[Dataset entries]
----------------------------------------
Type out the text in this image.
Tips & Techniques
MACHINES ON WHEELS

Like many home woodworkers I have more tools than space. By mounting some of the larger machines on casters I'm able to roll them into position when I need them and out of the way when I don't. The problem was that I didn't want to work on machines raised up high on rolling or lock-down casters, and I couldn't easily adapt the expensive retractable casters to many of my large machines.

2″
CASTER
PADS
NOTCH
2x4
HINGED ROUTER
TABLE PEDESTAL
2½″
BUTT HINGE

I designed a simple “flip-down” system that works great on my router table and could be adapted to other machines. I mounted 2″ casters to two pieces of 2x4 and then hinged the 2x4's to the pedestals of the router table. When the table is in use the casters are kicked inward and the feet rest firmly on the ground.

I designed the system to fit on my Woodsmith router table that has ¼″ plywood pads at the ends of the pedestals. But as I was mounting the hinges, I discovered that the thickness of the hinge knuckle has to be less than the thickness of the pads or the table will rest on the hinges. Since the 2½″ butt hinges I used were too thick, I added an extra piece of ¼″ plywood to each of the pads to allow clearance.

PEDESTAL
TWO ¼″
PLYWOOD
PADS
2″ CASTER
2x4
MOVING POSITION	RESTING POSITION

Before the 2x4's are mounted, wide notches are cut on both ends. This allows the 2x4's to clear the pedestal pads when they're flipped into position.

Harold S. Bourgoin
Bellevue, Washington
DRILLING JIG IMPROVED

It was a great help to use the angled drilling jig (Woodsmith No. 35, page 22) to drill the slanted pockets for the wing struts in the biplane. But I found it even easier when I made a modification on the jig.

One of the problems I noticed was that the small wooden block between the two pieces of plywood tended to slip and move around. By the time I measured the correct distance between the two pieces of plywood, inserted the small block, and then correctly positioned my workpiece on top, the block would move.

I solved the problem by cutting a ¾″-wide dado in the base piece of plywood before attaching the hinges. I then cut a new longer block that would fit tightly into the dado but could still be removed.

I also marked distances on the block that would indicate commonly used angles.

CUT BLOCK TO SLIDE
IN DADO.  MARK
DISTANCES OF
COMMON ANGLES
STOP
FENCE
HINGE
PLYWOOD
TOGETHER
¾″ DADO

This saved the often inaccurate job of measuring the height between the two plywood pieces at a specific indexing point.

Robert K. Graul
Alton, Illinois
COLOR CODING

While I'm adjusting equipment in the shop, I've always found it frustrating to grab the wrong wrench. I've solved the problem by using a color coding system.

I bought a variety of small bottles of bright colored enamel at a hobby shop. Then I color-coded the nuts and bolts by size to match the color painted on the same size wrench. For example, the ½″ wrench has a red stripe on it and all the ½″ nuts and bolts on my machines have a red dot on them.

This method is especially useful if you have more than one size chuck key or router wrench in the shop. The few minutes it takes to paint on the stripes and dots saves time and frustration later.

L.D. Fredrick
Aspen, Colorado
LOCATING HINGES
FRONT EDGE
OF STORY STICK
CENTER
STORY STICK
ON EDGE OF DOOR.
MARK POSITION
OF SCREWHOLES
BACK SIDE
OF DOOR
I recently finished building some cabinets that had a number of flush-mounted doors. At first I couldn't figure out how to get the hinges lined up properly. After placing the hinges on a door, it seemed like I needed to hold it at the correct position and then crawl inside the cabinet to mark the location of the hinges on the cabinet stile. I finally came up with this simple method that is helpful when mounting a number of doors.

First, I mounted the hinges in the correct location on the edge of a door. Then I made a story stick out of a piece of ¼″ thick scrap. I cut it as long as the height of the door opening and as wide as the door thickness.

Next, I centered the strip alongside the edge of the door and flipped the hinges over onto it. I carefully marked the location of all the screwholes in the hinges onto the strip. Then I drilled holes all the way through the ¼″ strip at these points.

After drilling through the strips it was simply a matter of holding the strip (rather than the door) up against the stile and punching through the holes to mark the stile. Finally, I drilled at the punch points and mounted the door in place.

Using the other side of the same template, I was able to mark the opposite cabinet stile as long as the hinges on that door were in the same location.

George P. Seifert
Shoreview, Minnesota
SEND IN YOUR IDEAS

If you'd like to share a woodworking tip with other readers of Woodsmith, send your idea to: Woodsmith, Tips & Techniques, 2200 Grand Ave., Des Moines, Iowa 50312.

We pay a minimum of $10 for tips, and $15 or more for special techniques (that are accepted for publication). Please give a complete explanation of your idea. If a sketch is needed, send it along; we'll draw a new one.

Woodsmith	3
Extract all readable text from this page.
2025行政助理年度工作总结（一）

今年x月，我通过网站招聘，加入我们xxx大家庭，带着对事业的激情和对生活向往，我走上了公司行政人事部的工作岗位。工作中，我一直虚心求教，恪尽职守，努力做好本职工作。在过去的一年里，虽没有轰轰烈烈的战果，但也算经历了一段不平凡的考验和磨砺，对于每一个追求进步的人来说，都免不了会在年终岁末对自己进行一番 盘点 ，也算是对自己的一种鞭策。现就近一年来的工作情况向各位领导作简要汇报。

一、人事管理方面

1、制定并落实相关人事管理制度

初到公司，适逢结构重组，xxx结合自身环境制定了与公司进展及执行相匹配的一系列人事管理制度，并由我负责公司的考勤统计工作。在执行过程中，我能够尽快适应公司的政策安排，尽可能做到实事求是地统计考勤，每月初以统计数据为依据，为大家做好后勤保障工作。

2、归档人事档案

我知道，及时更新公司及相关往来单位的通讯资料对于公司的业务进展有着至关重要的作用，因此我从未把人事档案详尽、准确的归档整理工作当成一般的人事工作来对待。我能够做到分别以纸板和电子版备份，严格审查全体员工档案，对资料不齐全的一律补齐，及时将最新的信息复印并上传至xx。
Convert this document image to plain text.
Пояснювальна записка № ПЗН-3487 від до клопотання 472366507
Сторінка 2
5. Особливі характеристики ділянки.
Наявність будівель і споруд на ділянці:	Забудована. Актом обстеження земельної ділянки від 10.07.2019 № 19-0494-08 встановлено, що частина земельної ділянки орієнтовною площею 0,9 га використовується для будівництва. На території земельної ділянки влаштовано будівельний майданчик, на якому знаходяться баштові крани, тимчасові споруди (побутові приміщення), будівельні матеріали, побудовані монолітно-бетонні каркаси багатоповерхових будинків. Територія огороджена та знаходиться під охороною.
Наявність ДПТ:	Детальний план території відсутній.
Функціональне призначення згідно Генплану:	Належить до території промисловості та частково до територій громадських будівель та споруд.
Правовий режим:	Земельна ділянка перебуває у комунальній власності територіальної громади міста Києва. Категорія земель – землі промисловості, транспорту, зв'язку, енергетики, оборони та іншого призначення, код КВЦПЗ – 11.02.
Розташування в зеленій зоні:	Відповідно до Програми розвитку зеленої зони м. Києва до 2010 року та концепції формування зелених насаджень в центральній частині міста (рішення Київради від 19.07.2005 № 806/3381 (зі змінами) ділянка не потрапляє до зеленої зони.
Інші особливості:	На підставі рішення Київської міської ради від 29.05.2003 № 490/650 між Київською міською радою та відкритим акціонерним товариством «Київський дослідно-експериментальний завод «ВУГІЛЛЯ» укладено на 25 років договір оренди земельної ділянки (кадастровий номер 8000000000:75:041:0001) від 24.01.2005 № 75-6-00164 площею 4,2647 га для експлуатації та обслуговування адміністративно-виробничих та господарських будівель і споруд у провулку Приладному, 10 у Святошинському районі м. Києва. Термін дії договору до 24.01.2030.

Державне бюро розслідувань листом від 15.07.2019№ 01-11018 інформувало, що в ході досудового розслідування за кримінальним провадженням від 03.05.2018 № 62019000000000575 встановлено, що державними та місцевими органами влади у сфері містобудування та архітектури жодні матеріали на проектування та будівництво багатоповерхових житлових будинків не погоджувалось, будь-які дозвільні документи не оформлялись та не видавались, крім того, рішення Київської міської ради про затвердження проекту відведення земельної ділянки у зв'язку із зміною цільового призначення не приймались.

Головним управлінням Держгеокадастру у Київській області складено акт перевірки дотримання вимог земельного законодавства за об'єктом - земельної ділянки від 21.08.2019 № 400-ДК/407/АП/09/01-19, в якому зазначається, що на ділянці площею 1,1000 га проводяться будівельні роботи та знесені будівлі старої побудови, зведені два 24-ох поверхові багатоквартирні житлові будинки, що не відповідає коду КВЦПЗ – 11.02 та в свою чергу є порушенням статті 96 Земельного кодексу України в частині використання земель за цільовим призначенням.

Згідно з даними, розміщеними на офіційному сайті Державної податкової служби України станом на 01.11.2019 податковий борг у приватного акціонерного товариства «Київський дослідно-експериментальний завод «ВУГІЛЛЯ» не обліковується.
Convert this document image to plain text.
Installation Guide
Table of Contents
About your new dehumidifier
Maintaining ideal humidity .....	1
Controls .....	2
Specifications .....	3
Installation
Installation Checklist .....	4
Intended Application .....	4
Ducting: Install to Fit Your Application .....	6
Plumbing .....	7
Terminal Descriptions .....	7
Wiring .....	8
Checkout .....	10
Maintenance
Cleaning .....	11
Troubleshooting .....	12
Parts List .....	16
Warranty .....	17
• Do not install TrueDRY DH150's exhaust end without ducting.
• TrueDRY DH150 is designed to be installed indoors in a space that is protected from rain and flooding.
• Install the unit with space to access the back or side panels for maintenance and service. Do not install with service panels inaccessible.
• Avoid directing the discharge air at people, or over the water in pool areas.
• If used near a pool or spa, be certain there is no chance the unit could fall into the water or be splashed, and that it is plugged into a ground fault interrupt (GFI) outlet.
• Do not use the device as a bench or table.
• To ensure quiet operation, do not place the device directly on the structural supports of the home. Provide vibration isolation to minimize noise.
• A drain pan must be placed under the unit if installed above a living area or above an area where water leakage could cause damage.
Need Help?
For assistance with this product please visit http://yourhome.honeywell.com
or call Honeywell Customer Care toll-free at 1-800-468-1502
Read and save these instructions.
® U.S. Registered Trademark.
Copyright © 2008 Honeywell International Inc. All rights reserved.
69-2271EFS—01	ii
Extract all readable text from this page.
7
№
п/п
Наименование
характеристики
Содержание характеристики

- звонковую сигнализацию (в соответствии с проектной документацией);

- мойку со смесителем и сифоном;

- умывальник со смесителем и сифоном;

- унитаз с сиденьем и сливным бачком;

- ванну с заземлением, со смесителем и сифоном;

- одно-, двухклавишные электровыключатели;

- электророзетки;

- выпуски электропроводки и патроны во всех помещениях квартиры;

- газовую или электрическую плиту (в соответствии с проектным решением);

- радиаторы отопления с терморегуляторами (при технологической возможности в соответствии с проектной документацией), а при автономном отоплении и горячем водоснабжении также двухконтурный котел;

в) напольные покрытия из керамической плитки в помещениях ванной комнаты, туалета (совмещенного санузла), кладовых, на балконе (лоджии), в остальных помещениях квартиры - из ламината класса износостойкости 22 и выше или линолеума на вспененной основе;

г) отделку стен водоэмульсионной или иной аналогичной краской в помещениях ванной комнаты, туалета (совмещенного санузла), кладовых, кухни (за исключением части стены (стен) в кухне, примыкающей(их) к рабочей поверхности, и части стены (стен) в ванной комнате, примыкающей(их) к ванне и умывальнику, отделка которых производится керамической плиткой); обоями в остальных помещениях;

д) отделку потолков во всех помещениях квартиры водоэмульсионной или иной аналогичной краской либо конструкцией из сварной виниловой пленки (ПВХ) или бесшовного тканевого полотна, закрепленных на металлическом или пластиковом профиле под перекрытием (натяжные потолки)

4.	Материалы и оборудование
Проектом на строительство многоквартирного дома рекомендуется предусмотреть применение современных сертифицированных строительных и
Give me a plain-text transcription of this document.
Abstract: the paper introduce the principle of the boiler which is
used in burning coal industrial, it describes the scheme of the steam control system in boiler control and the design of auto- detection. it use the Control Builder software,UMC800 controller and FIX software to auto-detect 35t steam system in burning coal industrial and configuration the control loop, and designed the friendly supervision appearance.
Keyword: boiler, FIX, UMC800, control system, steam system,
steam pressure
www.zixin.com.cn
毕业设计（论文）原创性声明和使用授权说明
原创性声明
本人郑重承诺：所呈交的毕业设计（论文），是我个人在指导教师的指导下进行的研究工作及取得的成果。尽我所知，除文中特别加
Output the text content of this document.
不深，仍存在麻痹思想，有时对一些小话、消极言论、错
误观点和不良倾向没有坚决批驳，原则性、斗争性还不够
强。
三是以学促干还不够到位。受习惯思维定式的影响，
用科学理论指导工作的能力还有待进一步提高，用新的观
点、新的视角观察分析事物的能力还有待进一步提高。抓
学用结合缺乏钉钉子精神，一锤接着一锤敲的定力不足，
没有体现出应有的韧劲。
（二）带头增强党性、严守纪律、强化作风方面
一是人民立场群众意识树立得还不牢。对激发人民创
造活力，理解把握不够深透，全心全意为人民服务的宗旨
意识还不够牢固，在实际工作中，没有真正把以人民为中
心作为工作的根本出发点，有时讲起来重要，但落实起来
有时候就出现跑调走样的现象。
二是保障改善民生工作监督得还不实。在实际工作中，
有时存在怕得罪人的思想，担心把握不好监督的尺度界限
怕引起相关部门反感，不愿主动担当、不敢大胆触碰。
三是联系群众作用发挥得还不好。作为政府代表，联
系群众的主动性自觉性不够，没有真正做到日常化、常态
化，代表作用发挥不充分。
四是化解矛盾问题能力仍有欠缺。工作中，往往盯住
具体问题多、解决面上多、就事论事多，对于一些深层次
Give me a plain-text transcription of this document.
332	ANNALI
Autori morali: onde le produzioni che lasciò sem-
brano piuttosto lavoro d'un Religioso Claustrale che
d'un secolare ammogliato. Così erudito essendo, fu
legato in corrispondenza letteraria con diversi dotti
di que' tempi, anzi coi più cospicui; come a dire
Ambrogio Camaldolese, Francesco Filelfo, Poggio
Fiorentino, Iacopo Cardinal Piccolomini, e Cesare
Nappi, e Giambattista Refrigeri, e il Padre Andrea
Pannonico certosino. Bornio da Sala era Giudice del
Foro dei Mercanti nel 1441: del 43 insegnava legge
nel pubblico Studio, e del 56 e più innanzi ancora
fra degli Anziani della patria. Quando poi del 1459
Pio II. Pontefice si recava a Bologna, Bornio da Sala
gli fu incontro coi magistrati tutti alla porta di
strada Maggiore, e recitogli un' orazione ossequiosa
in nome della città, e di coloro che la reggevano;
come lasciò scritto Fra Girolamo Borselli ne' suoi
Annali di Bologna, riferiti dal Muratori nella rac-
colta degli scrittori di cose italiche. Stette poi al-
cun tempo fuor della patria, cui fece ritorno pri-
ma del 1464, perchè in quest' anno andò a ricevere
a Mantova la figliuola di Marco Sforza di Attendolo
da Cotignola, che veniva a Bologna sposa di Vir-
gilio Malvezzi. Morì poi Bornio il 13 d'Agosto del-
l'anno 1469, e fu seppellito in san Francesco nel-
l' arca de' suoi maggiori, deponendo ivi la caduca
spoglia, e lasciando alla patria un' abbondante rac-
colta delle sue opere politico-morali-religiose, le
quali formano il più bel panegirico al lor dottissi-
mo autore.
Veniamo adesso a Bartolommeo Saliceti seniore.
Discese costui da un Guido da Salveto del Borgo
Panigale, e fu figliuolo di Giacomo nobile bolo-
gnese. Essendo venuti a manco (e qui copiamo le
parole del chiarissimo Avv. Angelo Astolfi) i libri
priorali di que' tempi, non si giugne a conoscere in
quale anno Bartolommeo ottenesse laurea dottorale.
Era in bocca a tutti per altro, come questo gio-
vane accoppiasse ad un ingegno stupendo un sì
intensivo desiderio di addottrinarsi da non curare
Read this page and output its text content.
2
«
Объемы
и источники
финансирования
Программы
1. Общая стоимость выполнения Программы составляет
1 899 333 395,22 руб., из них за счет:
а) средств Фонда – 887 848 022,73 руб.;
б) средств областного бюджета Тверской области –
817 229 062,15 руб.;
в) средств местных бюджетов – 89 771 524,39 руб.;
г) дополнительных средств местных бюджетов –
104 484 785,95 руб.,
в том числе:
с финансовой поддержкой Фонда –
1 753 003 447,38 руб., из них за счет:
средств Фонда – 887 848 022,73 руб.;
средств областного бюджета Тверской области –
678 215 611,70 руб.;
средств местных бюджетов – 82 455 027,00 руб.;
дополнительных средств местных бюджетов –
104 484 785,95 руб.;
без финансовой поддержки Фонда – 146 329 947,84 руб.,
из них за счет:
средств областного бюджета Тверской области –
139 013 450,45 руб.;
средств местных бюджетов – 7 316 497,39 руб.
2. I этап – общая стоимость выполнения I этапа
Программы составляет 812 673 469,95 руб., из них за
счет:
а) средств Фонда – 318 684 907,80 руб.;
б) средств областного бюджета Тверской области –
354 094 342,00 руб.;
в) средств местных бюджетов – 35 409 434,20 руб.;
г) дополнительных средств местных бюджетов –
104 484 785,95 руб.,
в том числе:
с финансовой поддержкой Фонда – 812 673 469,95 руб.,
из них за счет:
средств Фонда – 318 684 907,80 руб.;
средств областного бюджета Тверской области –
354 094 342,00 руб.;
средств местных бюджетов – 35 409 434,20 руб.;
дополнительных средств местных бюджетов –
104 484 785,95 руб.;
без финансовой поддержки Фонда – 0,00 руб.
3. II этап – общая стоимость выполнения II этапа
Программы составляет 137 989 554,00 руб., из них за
----------------------------------------
Report each line of the material above where the word "составляет" appears.

1. Общая стоимость выполнения Программы составляет
Программы составляет 812 673 469,95 руб., из них за
Программы составляет 137 989 554,00 руб., из них за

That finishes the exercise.